*Instruction:*
Note each line that includes the word "Residual". Copy those lines.

*Provided records:*
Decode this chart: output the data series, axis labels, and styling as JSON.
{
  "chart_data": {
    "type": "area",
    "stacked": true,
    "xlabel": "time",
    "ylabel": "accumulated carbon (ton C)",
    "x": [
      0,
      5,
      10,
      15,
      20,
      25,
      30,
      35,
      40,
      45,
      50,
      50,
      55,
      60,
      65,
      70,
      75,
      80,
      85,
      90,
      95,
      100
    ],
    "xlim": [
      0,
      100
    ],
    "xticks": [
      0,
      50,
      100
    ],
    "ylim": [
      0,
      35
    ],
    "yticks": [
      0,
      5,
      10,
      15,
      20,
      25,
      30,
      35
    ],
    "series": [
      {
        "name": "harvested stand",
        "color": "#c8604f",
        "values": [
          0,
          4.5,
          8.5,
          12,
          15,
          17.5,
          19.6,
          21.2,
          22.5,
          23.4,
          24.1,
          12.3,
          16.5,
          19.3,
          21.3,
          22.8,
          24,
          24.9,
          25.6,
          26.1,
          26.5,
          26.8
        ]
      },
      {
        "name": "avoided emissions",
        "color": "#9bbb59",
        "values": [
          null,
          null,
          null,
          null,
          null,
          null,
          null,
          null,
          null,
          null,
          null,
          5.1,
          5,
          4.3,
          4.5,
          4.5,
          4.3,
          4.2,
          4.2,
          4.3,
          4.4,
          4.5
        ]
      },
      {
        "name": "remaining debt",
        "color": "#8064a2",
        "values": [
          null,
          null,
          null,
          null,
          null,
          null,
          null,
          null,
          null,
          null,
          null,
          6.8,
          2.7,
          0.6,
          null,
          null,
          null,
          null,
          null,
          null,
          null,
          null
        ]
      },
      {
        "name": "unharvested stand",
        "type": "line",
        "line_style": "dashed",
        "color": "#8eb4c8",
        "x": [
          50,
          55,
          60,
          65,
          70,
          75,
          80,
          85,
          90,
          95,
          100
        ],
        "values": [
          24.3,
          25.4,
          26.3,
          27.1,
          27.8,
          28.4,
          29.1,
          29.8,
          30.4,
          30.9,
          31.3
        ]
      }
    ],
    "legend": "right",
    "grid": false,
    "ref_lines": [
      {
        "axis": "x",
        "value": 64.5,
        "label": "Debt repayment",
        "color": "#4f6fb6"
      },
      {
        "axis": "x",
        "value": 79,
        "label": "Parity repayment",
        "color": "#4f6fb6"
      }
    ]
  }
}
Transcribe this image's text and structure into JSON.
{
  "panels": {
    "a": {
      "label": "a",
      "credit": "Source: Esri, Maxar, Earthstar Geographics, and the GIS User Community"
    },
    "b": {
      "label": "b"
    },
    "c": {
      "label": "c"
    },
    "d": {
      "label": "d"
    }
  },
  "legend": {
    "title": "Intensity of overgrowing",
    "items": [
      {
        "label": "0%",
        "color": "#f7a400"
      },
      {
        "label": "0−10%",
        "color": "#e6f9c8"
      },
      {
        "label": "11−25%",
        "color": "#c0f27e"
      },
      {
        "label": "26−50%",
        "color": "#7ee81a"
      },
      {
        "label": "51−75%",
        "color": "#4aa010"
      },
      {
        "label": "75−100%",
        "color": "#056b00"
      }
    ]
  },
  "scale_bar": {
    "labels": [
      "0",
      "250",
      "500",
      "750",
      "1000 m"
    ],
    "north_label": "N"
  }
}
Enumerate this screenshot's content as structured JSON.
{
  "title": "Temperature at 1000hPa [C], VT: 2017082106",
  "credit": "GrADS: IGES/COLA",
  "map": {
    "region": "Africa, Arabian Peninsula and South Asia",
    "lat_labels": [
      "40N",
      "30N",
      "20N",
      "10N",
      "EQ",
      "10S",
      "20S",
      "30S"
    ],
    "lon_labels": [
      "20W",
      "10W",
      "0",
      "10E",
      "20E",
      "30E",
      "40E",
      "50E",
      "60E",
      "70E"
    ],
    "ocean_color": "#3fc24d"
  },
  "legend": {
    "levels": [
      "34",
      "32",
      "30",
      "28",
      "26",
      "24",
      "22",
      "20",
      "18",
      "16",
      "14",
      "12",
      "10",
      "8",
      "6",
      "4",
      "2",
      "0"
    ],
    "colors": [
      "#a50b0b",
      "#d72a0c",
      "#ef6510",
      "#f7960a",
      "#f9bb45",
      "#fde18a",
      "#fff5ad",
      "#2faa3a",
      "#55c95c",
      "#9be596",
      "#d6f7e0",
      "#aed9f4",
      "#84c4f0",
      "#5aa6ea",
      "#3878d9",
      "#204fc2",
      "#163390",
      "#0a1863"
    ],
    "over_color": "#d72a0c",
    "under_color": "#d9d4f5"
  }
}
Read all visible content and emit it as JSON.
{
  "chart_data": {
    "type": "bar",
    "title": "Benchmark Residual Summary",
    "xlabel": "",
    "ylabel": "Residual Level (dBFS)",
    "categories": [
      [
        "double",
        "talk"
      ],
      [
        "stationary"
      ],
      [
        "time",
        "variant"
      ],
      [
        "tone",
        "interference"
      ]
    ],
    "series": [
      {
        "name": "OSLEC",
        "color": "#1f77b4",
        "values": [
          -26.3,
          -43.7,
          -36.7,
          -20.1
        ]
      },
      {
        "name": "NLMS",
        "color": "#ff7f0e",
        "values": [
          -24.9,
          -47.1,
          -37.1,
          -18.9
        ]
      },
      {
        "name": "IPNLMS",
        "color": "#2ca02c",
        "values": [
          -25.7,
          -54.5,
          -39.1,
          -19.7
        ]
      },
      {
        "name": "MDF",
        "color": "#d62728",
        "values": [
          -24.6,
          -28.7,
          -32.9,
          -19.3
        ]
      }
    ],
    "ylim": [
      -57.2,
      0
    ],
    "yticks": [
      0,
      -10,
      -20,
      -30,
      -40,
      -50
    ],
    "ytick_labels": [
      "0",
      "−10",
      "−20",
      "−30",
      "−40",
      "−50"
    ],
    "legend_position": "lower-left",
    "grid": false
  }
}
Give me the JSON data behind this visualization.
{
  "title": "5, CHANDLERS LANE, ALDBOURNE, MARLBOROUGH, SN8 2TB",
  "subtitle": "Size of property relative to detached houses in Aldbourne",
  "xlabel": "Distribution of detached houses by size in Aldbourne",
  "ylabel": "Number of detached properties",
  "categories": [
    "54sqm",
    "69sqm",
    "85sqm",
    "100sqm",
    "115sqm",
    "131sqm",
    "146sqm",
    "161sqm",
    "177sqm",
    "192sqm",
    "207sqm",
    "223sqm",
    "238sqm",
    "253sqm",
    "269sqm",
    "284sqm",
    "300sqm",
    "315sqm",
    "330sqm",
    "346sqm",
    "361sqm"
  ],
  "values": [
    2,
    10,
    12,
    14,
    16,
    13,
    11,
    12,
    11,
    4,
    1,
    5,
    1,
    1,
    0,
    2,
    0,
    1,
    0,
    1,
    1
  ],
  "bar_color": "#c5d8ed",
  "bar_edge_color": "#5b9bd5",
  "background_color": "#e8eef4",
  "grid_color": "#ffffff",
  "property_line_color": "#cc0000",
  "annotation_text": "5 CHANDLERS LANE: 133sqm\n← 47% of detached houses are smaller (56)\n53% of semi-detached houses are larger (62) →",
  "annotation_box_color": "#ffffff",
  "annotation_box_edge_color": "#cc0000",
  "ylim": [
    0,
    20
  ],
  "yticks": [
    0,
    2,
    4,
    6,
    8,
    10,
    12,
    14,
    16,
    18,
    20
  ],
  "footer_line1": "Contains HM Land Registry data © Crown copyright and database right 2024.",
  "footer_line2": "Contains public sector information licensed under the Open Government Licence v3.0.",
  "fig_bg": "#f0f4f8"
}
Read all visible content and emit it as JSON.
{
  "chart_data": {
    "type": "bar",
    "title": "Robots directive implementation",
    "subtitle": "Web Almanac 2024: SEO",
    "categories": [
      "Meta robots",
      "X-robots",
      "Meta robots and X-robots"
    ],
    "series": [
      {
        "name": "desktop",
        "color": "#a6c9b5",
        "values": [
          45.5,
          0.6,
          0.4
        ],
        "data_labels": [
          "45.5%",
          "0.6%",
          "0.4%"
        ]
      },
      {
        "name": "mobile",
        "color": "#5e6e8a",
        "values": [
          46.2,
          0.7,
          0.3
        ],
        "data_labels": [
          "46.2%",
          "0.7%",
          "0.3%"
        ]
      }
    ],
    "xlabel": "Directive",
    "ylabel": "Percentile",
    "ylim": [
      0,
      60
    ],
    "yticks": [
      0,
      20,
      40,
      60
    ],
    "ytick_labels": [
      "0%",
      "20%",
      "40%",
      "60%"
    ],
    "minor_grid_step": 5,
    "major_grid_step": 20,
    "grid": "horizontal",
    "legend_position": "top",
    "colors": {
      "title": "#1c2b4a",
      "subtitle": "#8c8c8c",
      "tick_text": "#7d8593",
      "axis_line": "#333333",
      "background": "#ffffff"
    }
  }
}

*Task answer:*
    "title": "Benchmark Residual Summary",
    "ylabel": "Residual Level (dBFS)",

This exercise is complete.